Restate the whole listing word for word. Pictures are left out.
------------------------------------------------------------
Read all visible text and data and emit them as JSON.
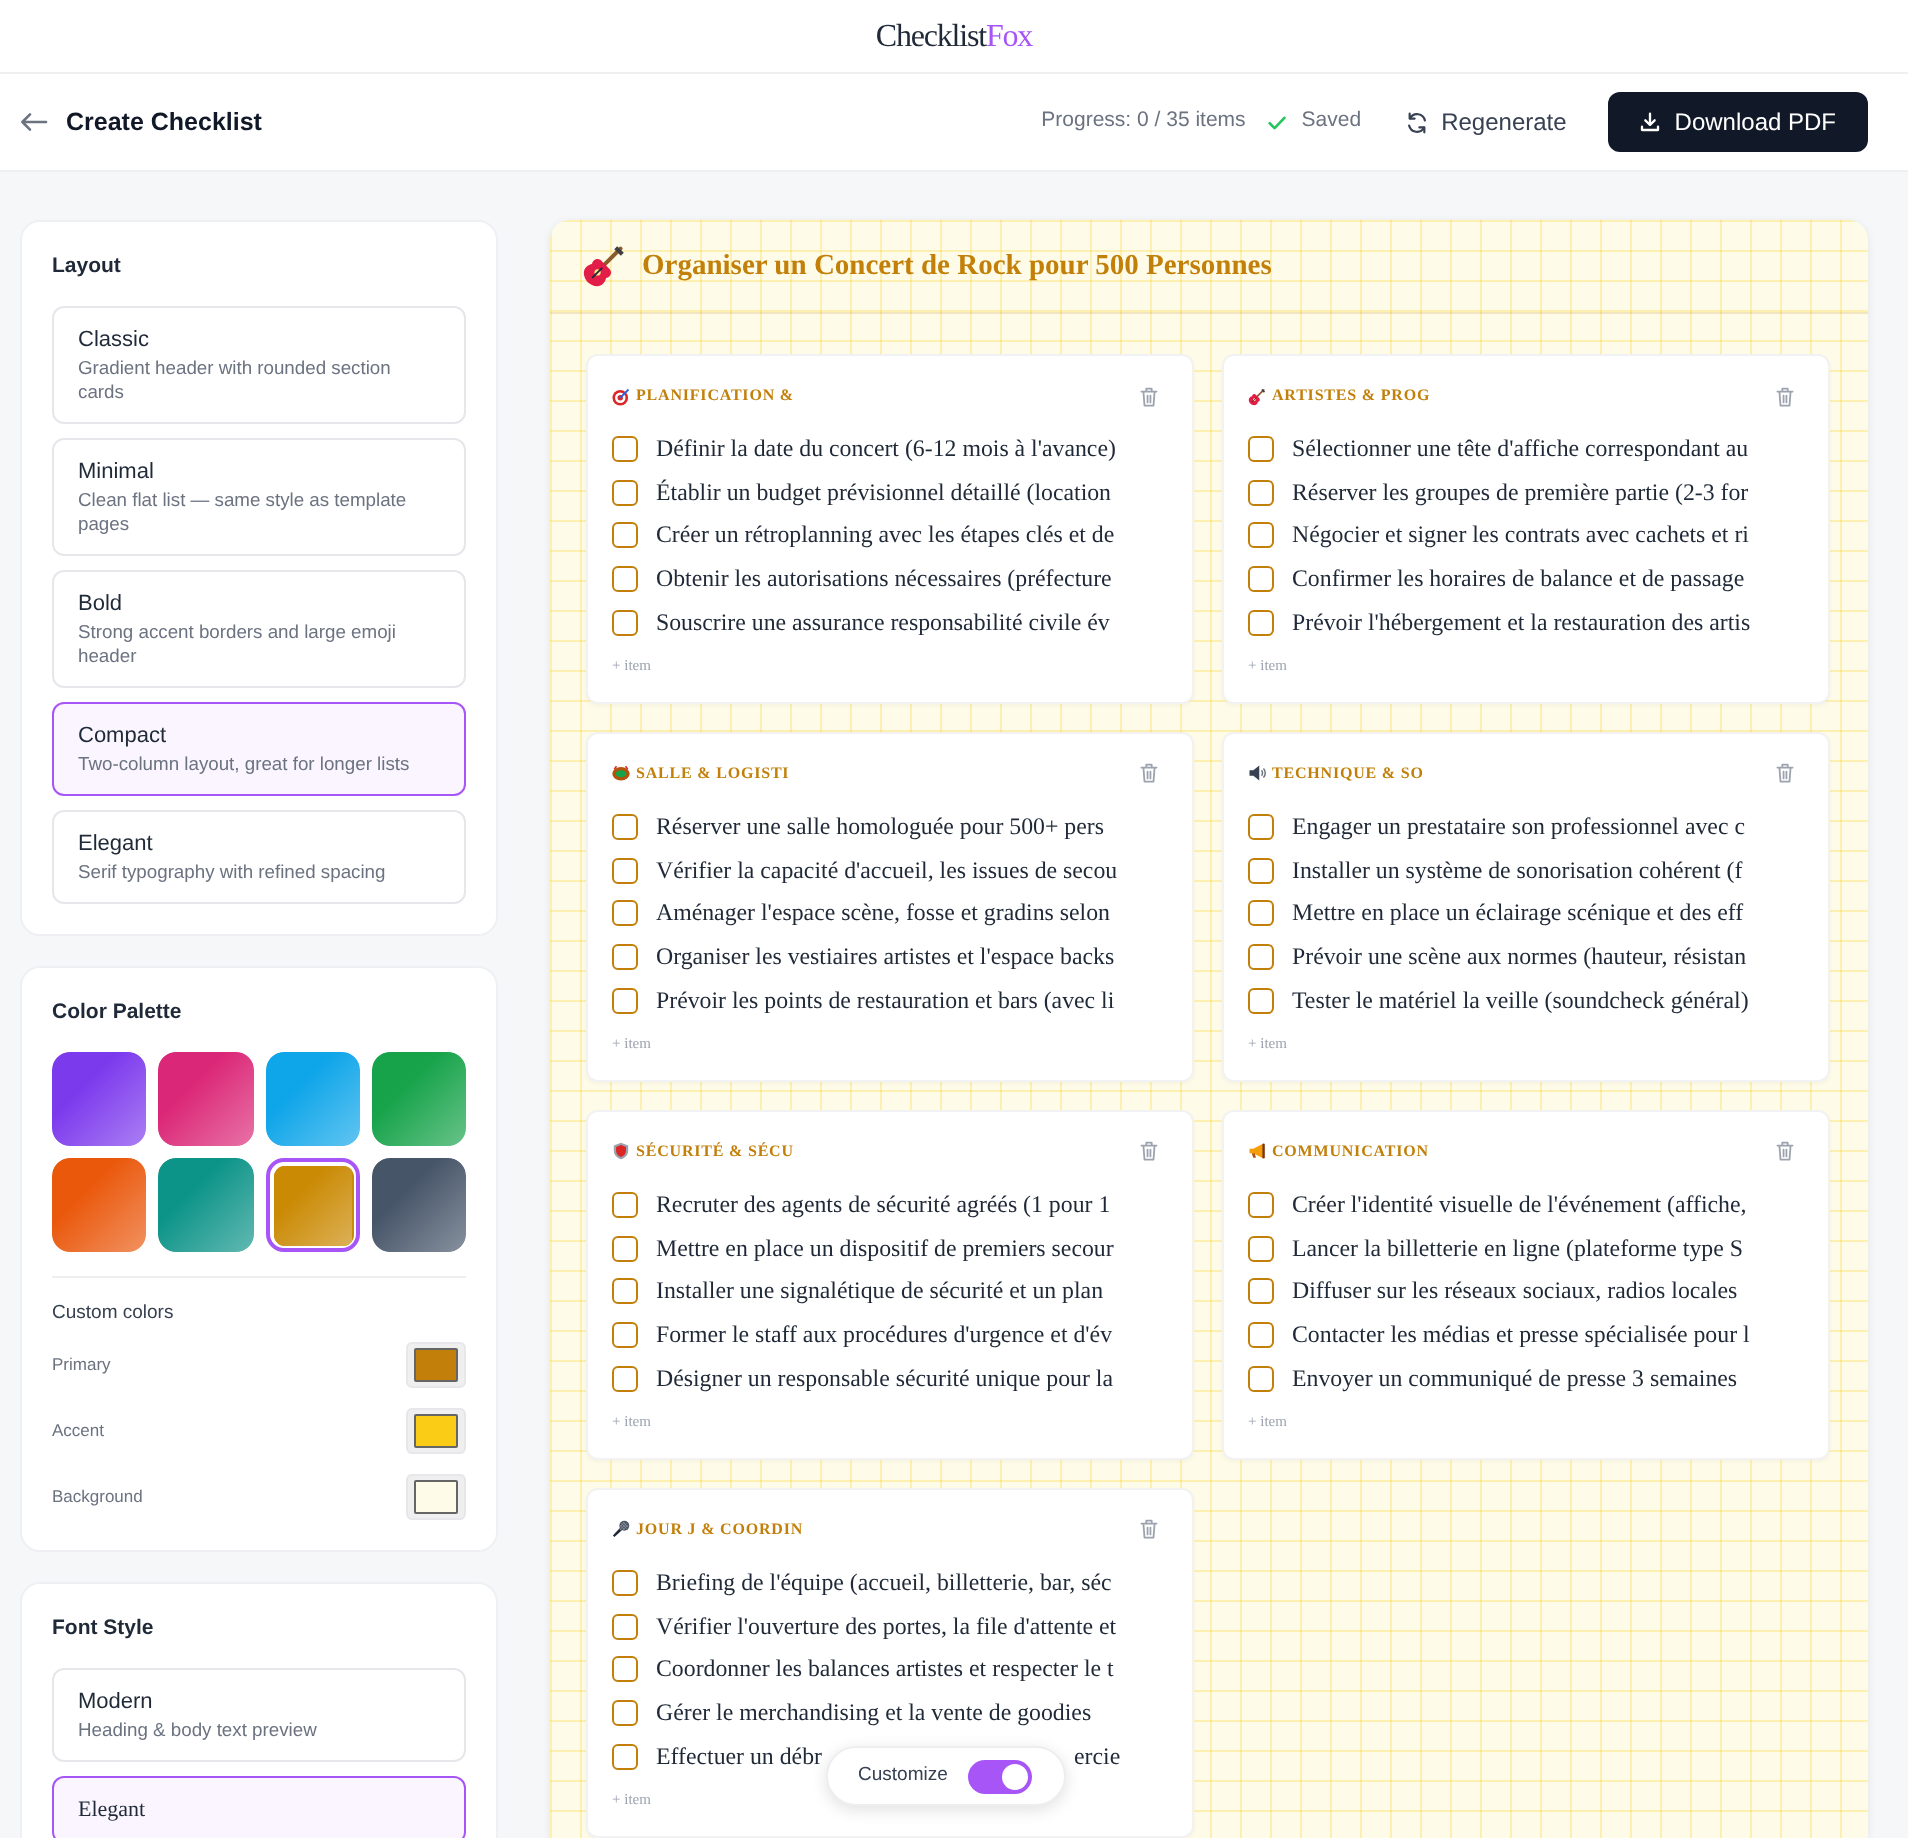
{
  "brand": {
    "name": "Checklist",
    "accent": "Fox"
  },
  "toolbar": {
    "title": "Create Checklist",
    "progress": "Progress: 0 / 35 items",
    "saved": "Saved",
    "regenerate": {
      "label": "Regenerate"
    },
    "download": {
      "label": "Download PDF"
    }
  },
  "sidebar": {
    "layout": {
      "title": "Layout",
      "options": [
        {
          "name": "Classic",
          "description": "Gradient header with rounded section cards",
          "selected": false
        },
        {
          "name": "Minimal",
          "description": "Clean flat list — same style as template pages",
          "selected": false
        },
        {
          "name": "Bold",
          "description": "Strong accent borders and large emoji header",
          "selected": false
        },
        {
          "name": "Compact",
          "description": "Two-column layout, great for longer lists",
          "selected": true
        },
        {
          "name": "Elegant",
          "description": "Serif typography with refined spacing",
          "selected": false
        }
      ]
    },
    "palette": {
      "title": "Color Palette",
      "swatches": [
        {
          "color": "#7c3aed",
          "selected": false
        },
        {
          "color": "#db2777",
          "selected": false
        },
        {
          "color": "#0ea5e9",
          "selected": false
        },
        {
          "color": "#16a34a",
          "selected": false
        },
        {
          "color": "#ea580c",
          "selected": false
        },
        {
          "color": "#0d9488",
          "selected": false
        },
        {
          "color": "#ca8a04",
          "selected": true
        },
        {
          "color": "#475569",
          "selected": false
        }
      ],
      "custom_title": "Custom colors",
      "custom": [
        {
          "kind": "primary",
          "label": "Primary",
          "color": "#c2800a"
        },
        {
          "kind": "accent",
          "label": "Accent",
          "color": "#facc15"
        },
        {
          "kind": "background",
          "label": "Background",
          "color": "#fefce8"
        }
      ]
    },
    "font_style": {
      "title": "Font Style",
      "options": [
        {
          "kind": "sans",
          "name": "Modern",
          "description": "Heading & body text preview",
          "selected": false
        },
        {
          "kind": "serif",
          "name": "Elegant",
          "selected": true
        }
      ]
    }
  },
  "checklist": {
    "title": "Organiser un Concert de Rock pour 500 Personnes",
    "sections": [
      {
        "title": "PLANIFICATION &",
        "add_label": "+ item",
        "items": [
          {
            "text": "Définir la date du concert (6-12 mois à l'avance)",
            "checked": false
          },
          {
            "text": "Établir un budget prévisionnel détaillé (location",
            "checked": false
          },
          {
            "text": "Créer un rétroplanning avec les étapes clés et de",
            "checked": false
          },
          {
            "text": "Obtenir les autorisations nécessaires (préfecture",
            "checked": false
          },
          {
            "text": "Souscrire une assurance responsabilité civile év",
            "checked": false
          }
        ]
      },
      {
        "title": "ARTISTES & PROG",
        "add_label": "+ item",
        "items": [
          {
            "text": "Sélectionner une tête d'affiche correspondant au",
            "checked": false
          },
          {
            "text": "Réserver les groupes de première partie (2-3 for",
            "checked": false
          },
          {
            "text": "Négocier et signer les contrats avec cachets et ri",
            "checked": false
          },
          {
            "text": "Confirmer les horaires de balance et de passage",
            "checked": false
          },
          {
            "text": "Prévoir l'hébergement et la restauration des artis",
            "checked": false
          }
        ]
      },
      {
        "title": "SALLE & LOGISTI",
        "add_label": "+ item",
        "items": [
          {
            "text": "Réserver une salle homologuée pour 500+ pers",
            "checked": false
          },
          {
            "text": "Vérifier la capacité d'accueil, les issues de secou",
            "checked": false
          },
          {
            "text": "Aménager l'espace scène, fosse et gradins selon",
            "checked": false
          },
          {
            "text": "Organiser les vestiaires artistes et l'espace backs",
            "checked": false
          },
          {
            "text": "Prévoir les points de restauration et bars (avec li",
            "checked": false
          }
        ]
      },
      {
        "title": "TECHNIQUE & SO",
        "add_label": "+ item",
        "items": [
          {
            "text": "Engager un prestataire son professionnel avec c",
            "checked": false
          },
          {
            "text": "Installer un système de sonorisation cohérent (f",
            "checked": false
          },
          {
            "text": "Mettre en place un éclairage scénique et des eff",
            "checked": false
          },
          {
            "text": "Prévoir une scène aux normes (hauteur, résistan",
            "checked": false
          },
          {
            "text": "Tester le matériel la veille (soundcheck général)",
            "checked": false
          }
        ]
      },
      {
        "title": "SÉCURITÉ & SÉCU",
        "add_label": "+ item",
        "items": [
          {
            "text": "Recruter des agents de sécurité agréés (1 pour 1",
            "checked": false
          },
          {
            "text": "Mettre en place un dispositif de premiers secour",
            "checked": false
          },
          {
            "text": "Installer une signalétique de sécurité et un plan",
            "checked": false
          },
          {
            "text": "Former le staff aux procédures d'urgence et d'év",
            "checked": false
          },
          {
            "text": "Désigner un responsable sécurité unique pour la",
            "checked": false
          }
        ]
      },
      {
        "title": "COMMUNICATION",
        "add_label": "+ item",
        "items": [
          {
            "text": "Créer l'identité visuelle de l'événement (affiche,",
            "checked": false
          },
          {
            "text": "Lancer la billetterie en ligne (plateforme type S",
            "checked": false
          },
          {
            "text": "Diffuser sur les réseaux sociaux, radios locales",
            "checked": false
          },
          {
            "text": "Contacter les médias et presse spécialisée pour l",
            "checked": false
          },
          {
            "text": "Envoyer un communiqué de presse 3 semaines",
            "checked": false
          }
        ]
      },
      {
        "title": "JOUR J & COORDIN",
        "add_label": "+ item",
        "items": [
          {
            "text": "Briefing de l'équipe (accueil, billetterie, bar, séc",
            "checked": false
          },
          {
            "text": "Vérifier l'ouverture des portes, la file d'attente et",
            "checked": false
          },
          {
            "text": "Coordonner les balances artistes et respecter le t",
            "checked": false
          },
          {
            "text": "Gérer le merchandising et la vente de goodies",
            "checked": false
          },
          {
            "text": "Effectuer un débr",
            "text_tail": "ercie",
            "checked": false
          }
        ]
      }
    ]
  },
  "customize": {
    "label": "Customize",
    "on": true
  }
}
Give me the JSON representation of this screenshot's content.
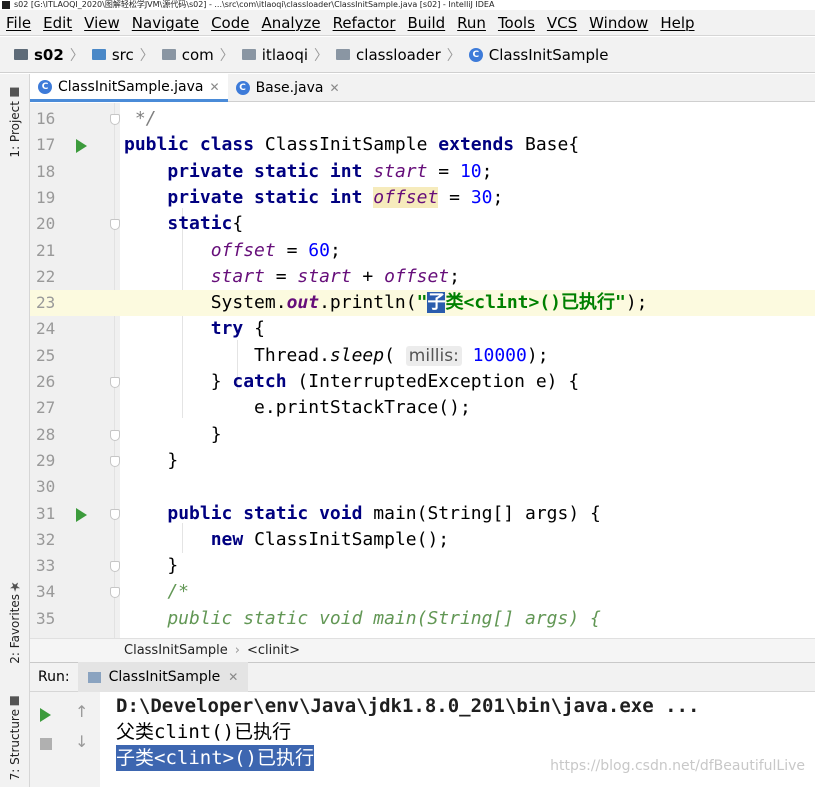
------------------------------------------------------------
TASK RESPONSE
Read all visible text and data and emit them as JSON.
{
  "brand": {
    "name": "Checklist",
    "accent": "Fox"
  },
  "toolbar": {
    "title": "Create Checklist",
    "progress": "Progress: 0 / 35 items",
    "saved": "Saved",
    "regenerate": {
      "label": "Regenerate"
    },
    "download": {
      "label": "Download PDF"
    }
  },
  "sidebar": {
    "layout": {
      "title": "Layout",
      "options": [
        {
          "name": "Classic",
          "description": "Gradient header with rounded section cards",
          "selected": false
        },
        {
          "name": "Minimal",
          "description": "Clean flat list — same style as template pages",
          "selected": false
        },
        {
          "name": "Bold",
          "description": "Strong accent borders and large emoji header",
          "selected": false
        },
        {
          "name": "Compact",
          "description": "Two-column layout, great for longer lists",
          "selected": true
        },
        {
          "name": "Elegant",
          "description": "Serif typography with refined spacing",
          "selected": false
        }
      ]
    },
    "palette": {
      "title": "Color Palette",
      "swatches": [
        {
          "color": "#7c3aed",
          "selected": false
        },
        {
          "color": "#db2777",
          "selected": false
        },
        {
          "color": "#0ea5e9",
          "selected": false
        },
        {
          "color": "#16a34a",
          "selected": false
        },
        {
          "color": "#ea580c",
          "selected": false
        },
        {
          "color": "#0d9488",
          "selected": false
        },
        {
          "color": "#ca8a04",
          "selected": true
        },
        {
          "color": "#475569",
          "selected": false
        }
      ],
      "custom_title": "Custom colors",
      "custom": [
        {
          "kind": "primary",
          "label": "Primary",
          "color": "#c2800a"
        },
        {
          "kind": "accent",
          "label": "Accent",
          "color": "#facc15"
        },
        {
          "kind": "background",
          "label": "Background",
          "color": "#fefce8"
        }
      ]
    },
    "font_style": {
      "title": "Font Style",
      "options": [
        {
          "kind": "sans",
          "name": "Modern",
          "description": "Heading & body text preview",
          "selected": false
        },
        {
          "kind": "serif",
          "name": "Elegant",
          "selected": true
        }
      ]
    }
  },
  "checklist": {
    "title": "Organiser un Concert de Rock pour 500 Personnes",
    "sections": [
      {
        "title": "PLANIFICATION &",
        "add_label": "+ item",
        "items": [
          {
            "text": "Définir la date du concert (6-12 mois à l'avance)",
            "checked": false
          },
          {
            "text": "Établir un budget prévisionnel détaillé (location",
            "checked": false
          },
          {
            "text": "Créer un rétroplanning avec les étapes clés et de",
            "checked": false
          },
          {
            "text": "Obtenir les autorisations nécessaires (préfecture",
            "checked": false
          },
          {
            "text": "Souscrire une assurance responsabilité civile év",
            "checked": false
          }
        ]
      },
      {
        "title": "ARTISTES & PROG",
        "add_label": "+ item",
        "items": [
          {
            "text": "Sélectionner une tête d'affiche correspondant au",
            "checked": false
          },
          {
            "text": "Réserver les groupes de première partie (2-3 for",
            "checked": false
          },
          {
            "text": "Négocier et signer les contrats avec cachets et ri",
            "checked": false
          },
          {
            "text": "Confirmer les horaires de balance et de passage",
            "checked": false
          },
          {
            "text": "Prévoir l'hébergement et la restauration des artis",
            "checked": false
          }
        ]
      },
      {
        "title": "SALLE & LOGISTI",
        "add_label": "+ item",
        "items": [
          {
            "text": "Réserver une salle homologuée pour 500+ pers",
            "checked": false
          },
          {
            "text": "Vérifier la capacité d'accueil, les issues de secou",
            "checked": false
          },
          {
            "text": "Aménager l'espace scène, fosse et gradins selon",
            "checked": false
          },
          {
            "text": "Organiser les vestiaires artistes et l'espace backs",
            "checked": false
          },
          {
            "text": "Prévoir les points de restauration et bars (avec li",
            "checked": false
          }
        ]
      },
      {
        "title": "TECHNIQUE & SO",
        "add_label": "+ item",
        "items": [
          {
            "text": "Engager un prestataire son professionnel avec c",
            "checked": false
          },
          {
            "text": "Installer un système de sonorisation cohérent (f",
            "checked": false
          },
          {
            "text": "Mettre en place un éclairage scénique et des eff",
            "checked": false
          },
          {
            "text": "Prévoir une scène aux normes (hauteur, résistan",
            "checked": false
          },
          {
            "text": "Tester le matériel la veille (soundcheck général)",
            "checked": false
          }
        ]
      },
      {
        "title": "SÉCURITÉ & SÉCU",
        "add_label": "+ item",
        "items": [
          {
            "text": "Recruter des agents de sécurité agréés (1 pour 1",
            "checked": false
          },
          {
            "text": "Mettre en place un dispositif de premiers secour",
            "checked": false
          },
          {
            "text": "Installer une signalétique de sécurité et un plan",
            "checked": false
          },
          {
            "text": "Former le staff aux procédures d'urgence et d'év",
            "checked": false
          },
          {
            "text": "Désigner un responsable sécurité unique pour la",
            "checked": false
          }
        ]
      },
      {
        "title": "COMMUNICATION",
        "add_label": "+ item",
        "items": [
          {
            "text": "Créer l'identité visuelle de l'événement (affiche,",
            "checked": false
          },
          {
            "text": "Lancer la billetterie en ligne (plateforme type S",
            "checked": false
          },
          {
            "text": "Diffuser sur les réseaux sociaux, radios locales",
            "checked": false
          },
          {
            "text": "Contacter les médias et presse spécialisée pour l",
            "checked": false
          },
          {
            "text": "Envoyer un communiqué de presse 3 semaines",
            "checked": false
          }
        ]
      },
      {
        "title": "JOUR J & COORDIN",
        "add_label": "+ item",
        "items": [
          {
            "text": "Briefing de l'équipe (accueil, billetterie, bar, séc",
            "checked": false
          },
          {
            "text": "Vérifier l'ouverture des portes, la file d'attente et",
            "checked": false
          },
          {
            "text": "Coordonner les balances artistes et respecter le t",
            "checked": false
          },
          {
            "text": "Gérer le merchandising et la vente de goodies",
            "checked": false
          },
          {
            "text": "Effectuer un débr",
            "text_tail": "ercie",
            "checked": false
          }
        ]
      }
    ]
  },
  "customize": {
    "label": "Customize",
    "on": true
  }
}
Give me the JSON representation of this screenshot's content.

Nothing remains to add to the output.